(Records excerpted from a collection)
++++++++++++++++++++

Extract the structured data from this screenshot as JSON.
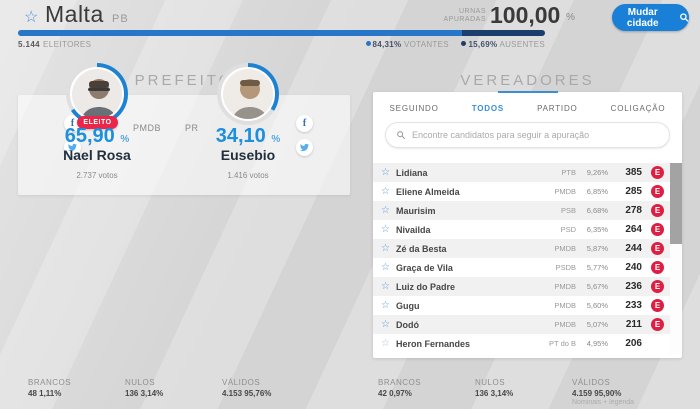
{
  "header": {
    "city": "Malta",
    "state": "PB",
    "urnas_label_1": "URNAS",
    "urnas_label_2": "APURADAS",
    "urnas_value": "100,00",
    "urnas_unit": "%",
    "change_city": "Mudar cidade",
    "electors_value": "5.144",
    "electors_label": "ELEITORES",
    "votantes_pct": "84,31%",
    "votantes_label": "VOTANTES",
    "ausentes_pct": "15,69%",
    "ausentes_label": "AUSENTES",
    "votantes_value": 84.31,
    "ausentes_value": 15.69
  },
  "prefeito": {
    "title": "PREFEITO",
    "pct_unit": "%",
    "candidates": [
      {
        "name": "Nael Rosa",
        "party": "PMDB",
        "pct": "65,90",
        "votes": "2.737 votos",
        "badge": "ELEITO",
        "ring_pct": 65.9
      },
      {
        "name": "Eusebio",
        "party": "PR",
        "pct": "34,10",
        "votes": "1.416 votos",
        "ring_pct": 34.1
      }
    ]
  },
  "vereadores": {
    "title": "VEREADORES",
    "tabs": [
      {
        "label": "SEGUINDO",
        "active": false
      },
      {
        "label": "TODOS",
        "active": true
      },
      {
        "label": "PARTIDO",
        "active": false
      },
      {
        "label": "COLIGAÇÃO",
        "active": false
      }
    ],
    "search_placeholder": "Encontre candidatos para seguir a apuração",
    "badge_label": "E",
    "rows": [
      {
        "name": "Lidiana",
        "party": "PTB",
        "pct": "9,26%",
        "votes": "385",
        "elected": true
      },
      {
        "name": "Eliene Almeida",
        "party": "PMDB",
        "pct": "6,85%",
        "votes": "285",
        "elected": true
      },
      {
        "name": "Maurisim",
        "party": "PSB",
        "pct": "6,68%",
        "votes": "278",
        "elected": true
      },
      {
        "name": "Nivailda",
        "party": "PSD",
        "pct": "6,35%",
        "votes": "264",
        "elected": true
      },
      {
        "name": "Zé da Besta",
        "party": "PMDB",
        "pct": "5,87%",
        "votes": "244",
        "elected": true
      },
      {
        "name": "Graça de Vila",
        "party": "PSDB",
        "pct": "5,77%",
        "votes": "240",
        "elected": true
      },
      {
        "name": "Luiz do Padre",
        "party": "PMDB",
        "pct": "5,67%",
        "votes": "236",
        "elected": true
      },
      {
        "name": "Gugu",
        "party": "PMDB",
        "pct": "5,60%",
        "votes": "233",
        "elected": true
      },
      {
        "name": "Dodó",
        "party": "PMDB",
        "pct": "5,07%",
        "votes": "211",
        "elected": true
      },
      {
        "name": "Heron Fernandes",
        "party": "PT do B",
        "pct": "4,95%",
        "votes": "206",
        "elected": false
      }
    ]
  },
  "footer": {
    "left": {
      "brancos_label": "BRANCOS",
      "brancos": "48 1,11%",
      "nulos_label": "NULOS",
      "nulos": "136 3,14%",
      "validos_label": "VÁLIDOS",
      "validos": "4.153 95,76%"
    },
    "right": {
      "brancos_label": "BRANCOS",
      "brancos": "42 0,97%",
      "nulos_label": "NULOS",
      "nulos": "136 3,14%",
      "validos_label": "VÁLIDOS",
      "validos": "4.159 95,90%",
      "validos_note": "Nominais + legenda"
    }
  },
  "colors": {
    "accent_blue": "#1a7fd6",
    "ring_blue": "#1e82d2",
    "ring_rest": "#dfdfdf",
    "bar_votantes": "#2776c8",
    "bar_ausentes": "#1c3e6d",
    "elected_red": "#e8274b",
    "badge_red": "#dc1f42",
    "pct_blue": "#1d8fdc"
  }
}
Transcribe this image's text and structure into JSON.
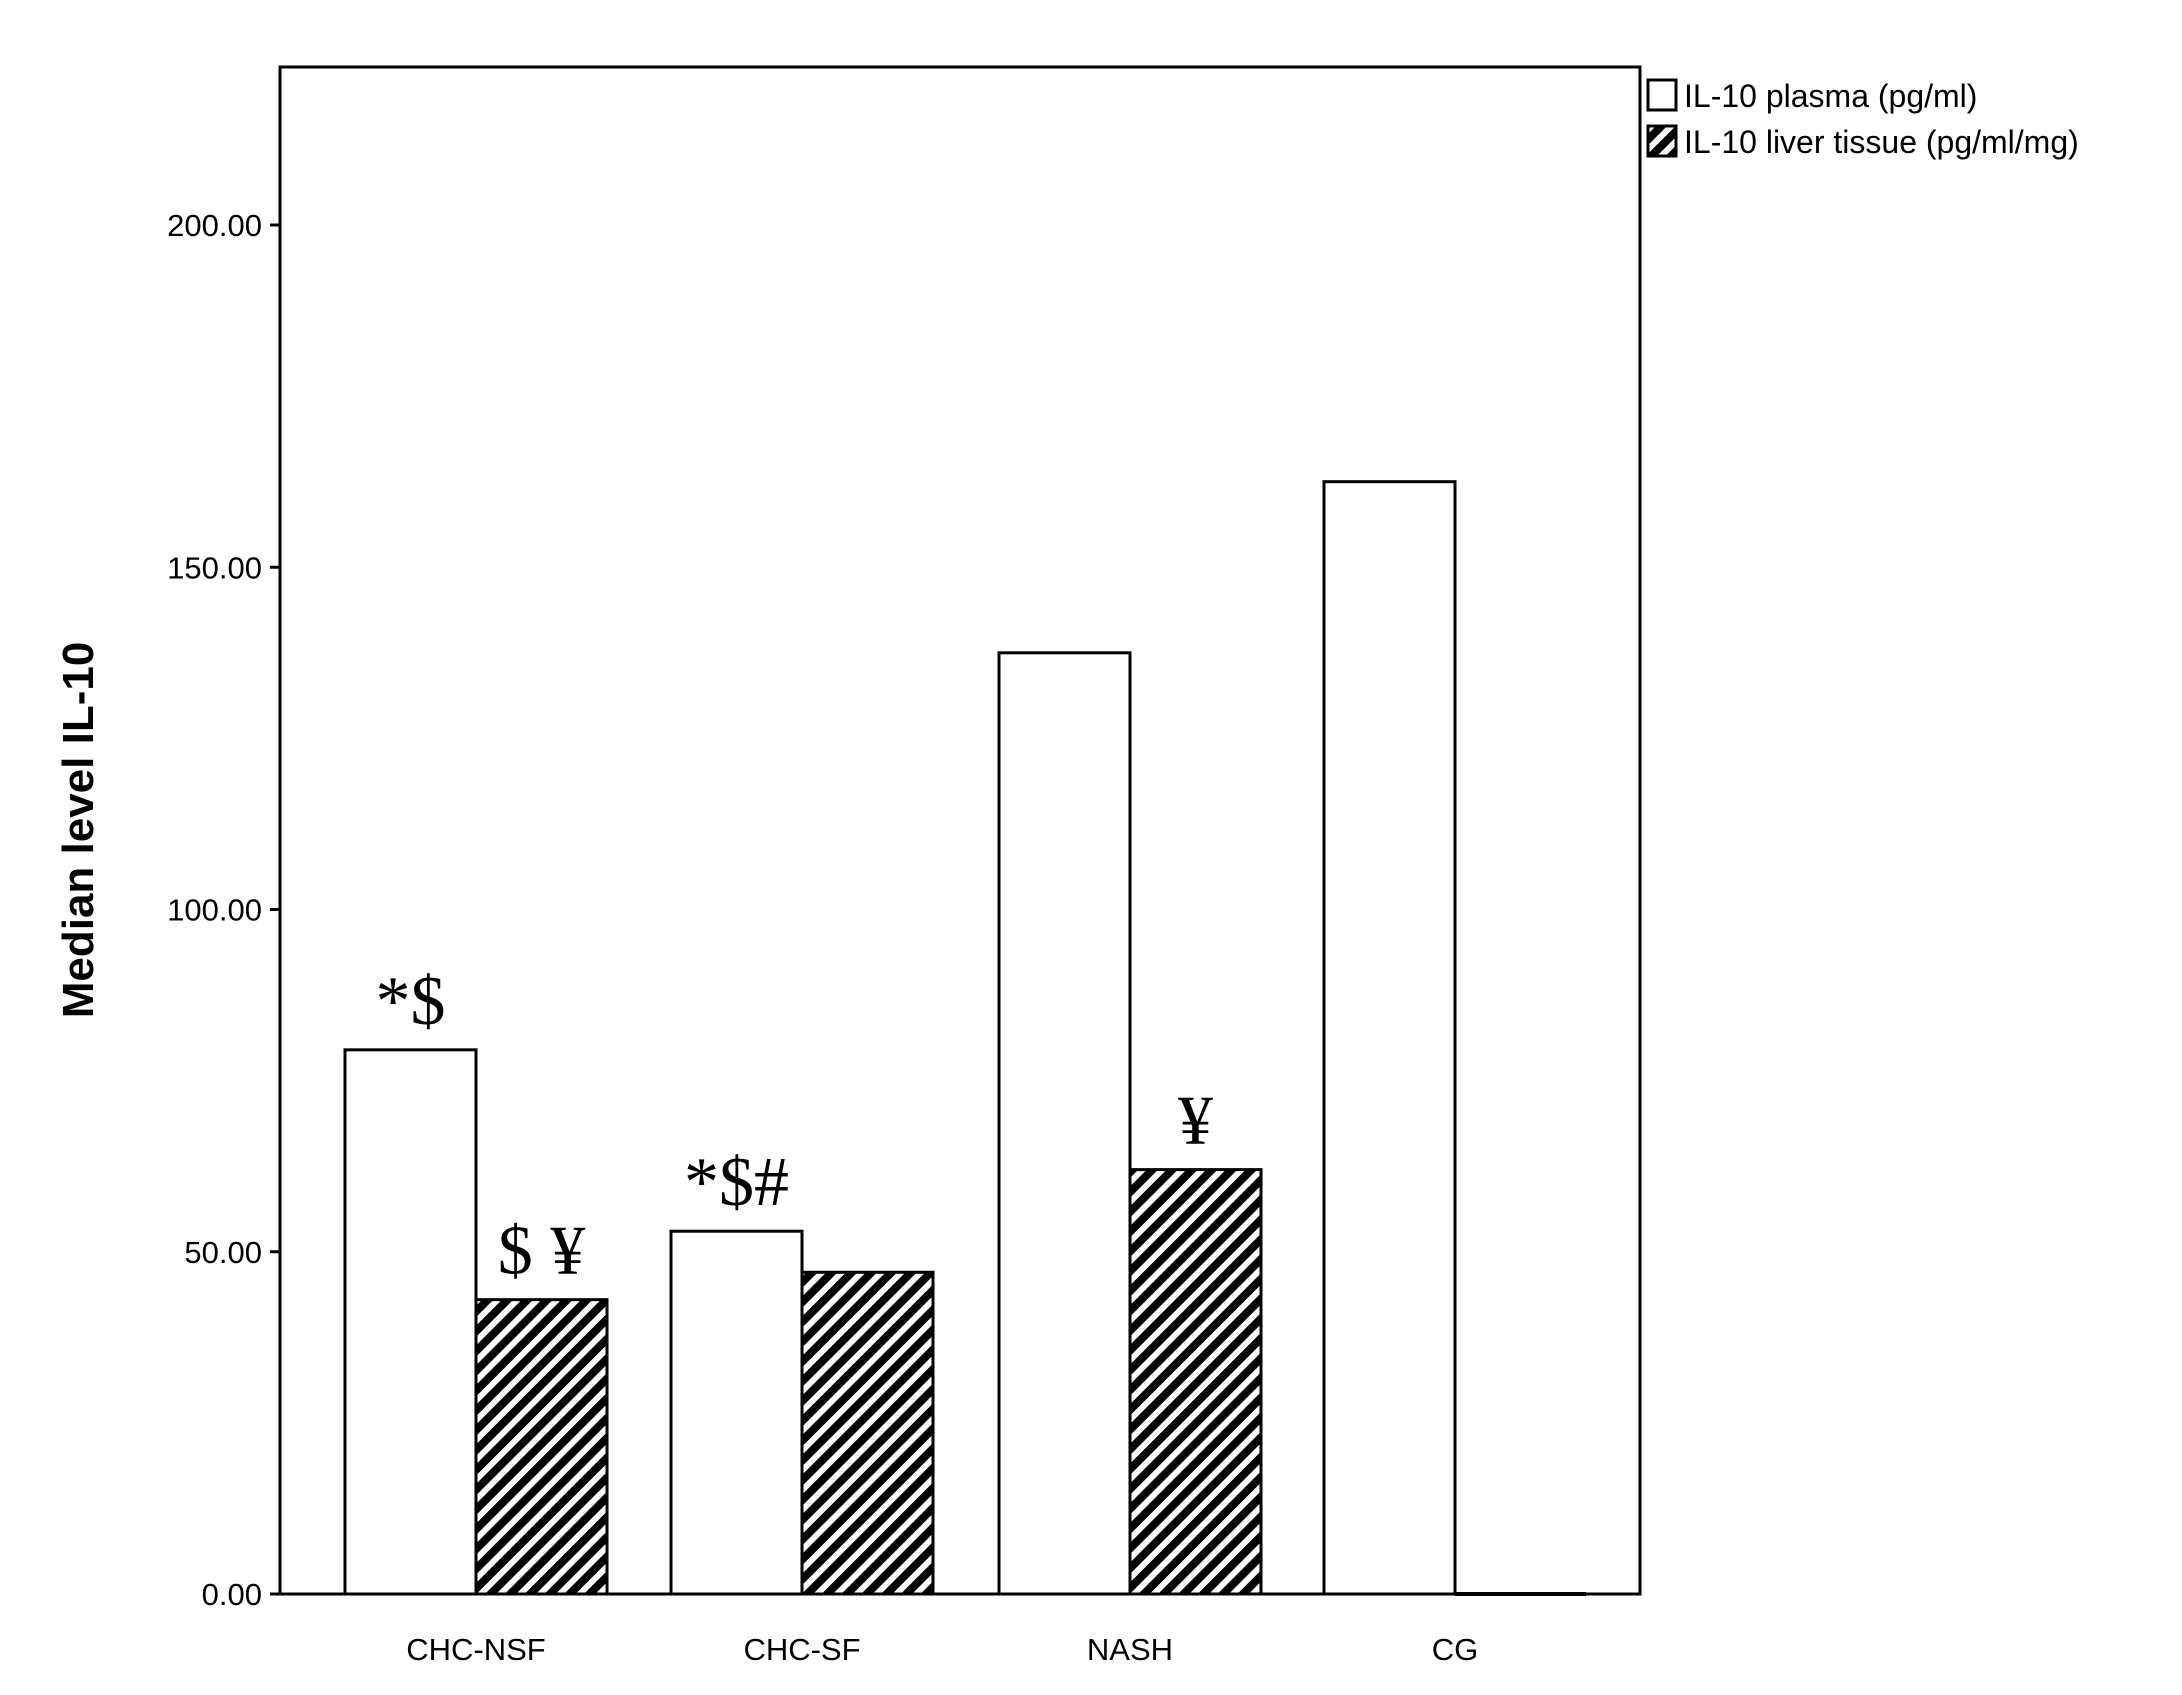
{
  "chart_data": {
    "type": "bar",
    "title": "",
    "xlabel": "",
    "ylabel": "Median level IL-10",
    "ylim": [
      0,
      222
    ],
    "yticks": [
      0,
      50,
      100,
      150,
      200
    ],
    "ytick_labels": [
      "0.00",
      "50.00",
      "100.00",
      "150.00",
      "200.00"
    ],
    "categories": [
      "CHC-NSF",
      "CHC-SF",
      "NASH",
      "CG"
    ],
    "series": [
      {
        "name": "IL-10 plasma (pg/ml)",
        "values": [
          79.5,
          53,
          137.5,
          162.5
        ],
        "fill": "white"
      },
      {
        "name": "IL-10 liver tissue (pg/ml/mg)",
        "values": [
          43,
          47,
          62,
          0
        ],
        "fill": "hatched"
      }
    ],
    "annotations": [
      {
        "text": "*$",
        "category": "CHC-NSF",
        "series": 0
      },
      {
        "text": "$ ¥",
        "category": "CHC-NSF",
        "series": 1
      },
      {
        "text": "*$#",
        "category": "CHC-SF",
        "series": 0
      },
      {
        "text": "¥",
        "category": "NASH",
        "series": 1
      }
    ],
    "legend_position": "top-right, outside plot",
    "grid": false,
    "colors": {
      "bar_stroke": "#000000",
      "plasma_fill": "#ffffff",
      "hatch": "#000000"
    }
  }
}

++++++++++++++++++++

**WHAT YOU ARE ASKED TO DO:** Copy each line above that contains the word "JSON".

**TASK RESULT:**
Extract the structured data from this screenshot as JSON.
Transcribe this image's text and structure into JSON.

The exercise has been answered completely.